Material for the task.
— Start —

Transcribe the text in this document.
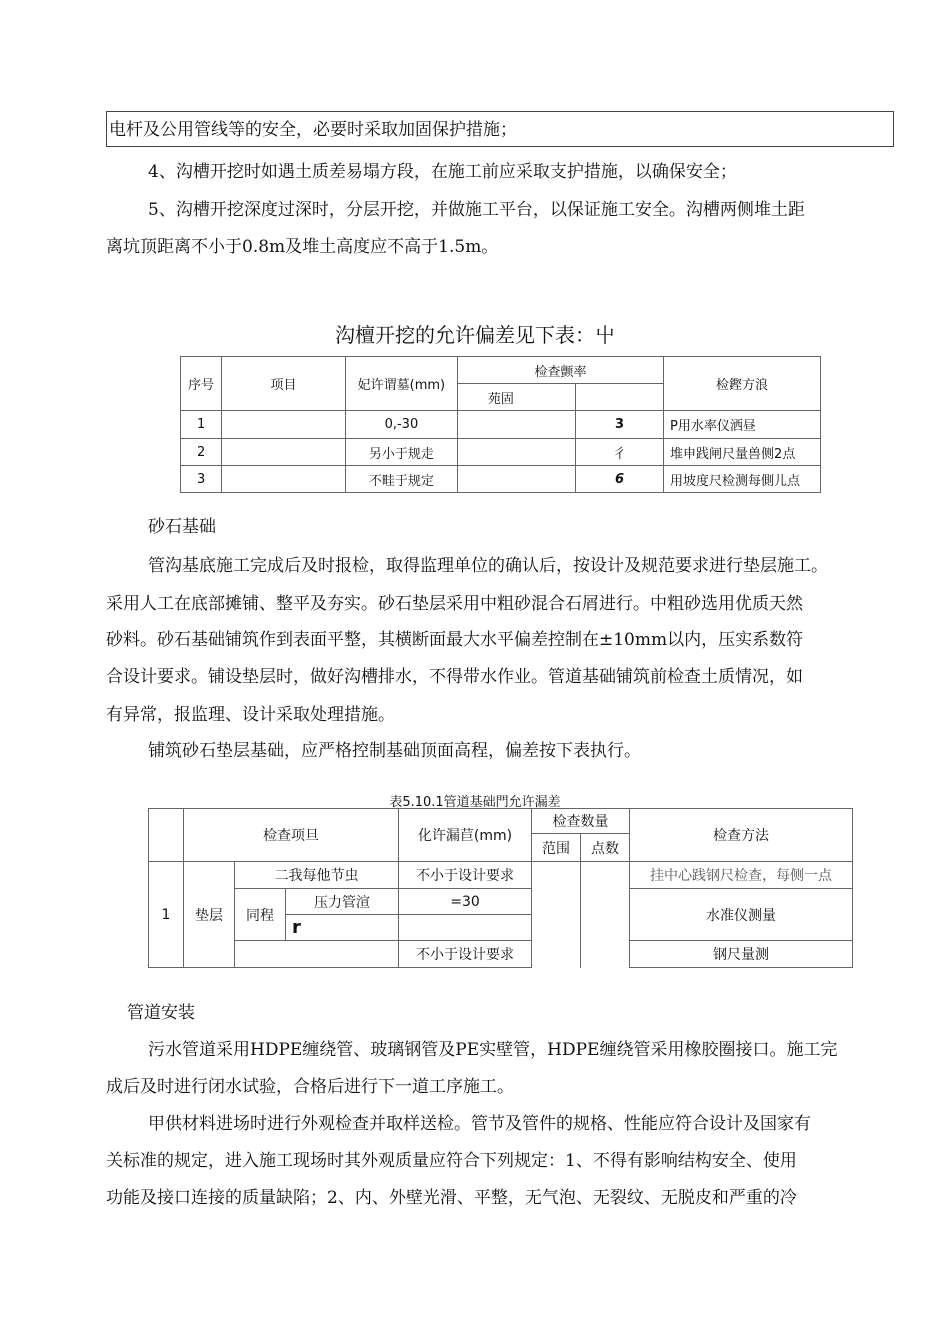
电杆及公用管线等的安全，必要时采取加固保护措施；
4、沟槽开挖时如遇土质差易塌方段，在施工前应采取支护措施，以确保安全；
5、沟槽开挖深度过深时，分层开挖，并做施工平台，以保证施工安全。沟槽两侧堆土距
离坑顶距离不小于0.8m及堆土高度应不高于1.5m。
沟檀开挖的允许偏差见下表：屮
序号	项目	妃许谓墓(mm)	检查颤率		检鏗方浪
			苑固		
1		0,-30		3	P用水率仪洒昼
2		另小于规走		彳	堆申践闸尺量兽侧2点
3		不畦于规定		6	用坡度尺检测每側儿点
砂石基础
管沟基底施工完成后及时报检，取得监理单位的确认后，按设计及规范要求进行垫层施工。
采用人工在底部摊铺、整平及夯实。砂石垫层采用中粗砂混合石屑进行。中粗砂选用优质天然
砂料。砂石基础铺筑作到表面平整，其横断面最大水平偏差控制在±10mm以内，压实系数符
合设计要求。铺设垫层时，做好沟槽排水，不得带水作业。管道基础铺筑前检查土质情况，如
有异常，报监理、设计采取处理措施。
铺筑砂石垫层基础，应严格控制基础顶面高程，偏差按下表执行。
表5.10.1管道基础門允许漏差
	检查项旦			化许漏苣(mm)	检查数量		检查方法
					范围	点数	
1	垫层	二我每他节虫		不小于设计要求			挂中心践钢尺检查，每侧一点
		同程	压力管渲	=30			水准仪测量
			r				
				不小于设计要求			钢尺量测
管道安装
污水管道采用HDPE缠绕管、玻璃钢管及PE实壁管，HDPE缠绕管采用橡胶圈接口。施工完
成后及时进行闭水试验，合格后进行下一道工序施工。
甲供材料进场时进行外观检查并取样送检。管节及管件的规格、性能应符合设计及国家有
关标准的规定，进入施工现场时其外观质量应符合下列规定：1、不得有影响结构安全、使用
功能及接口连接的质量缺陷；2、内、外壁光滑、平整，无气泡、无裂纹、无脱皮和严重的冷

— End —

Task goal.
State how many lines include the string "不小于设计要求", and nothing more.

Solved exercise.
2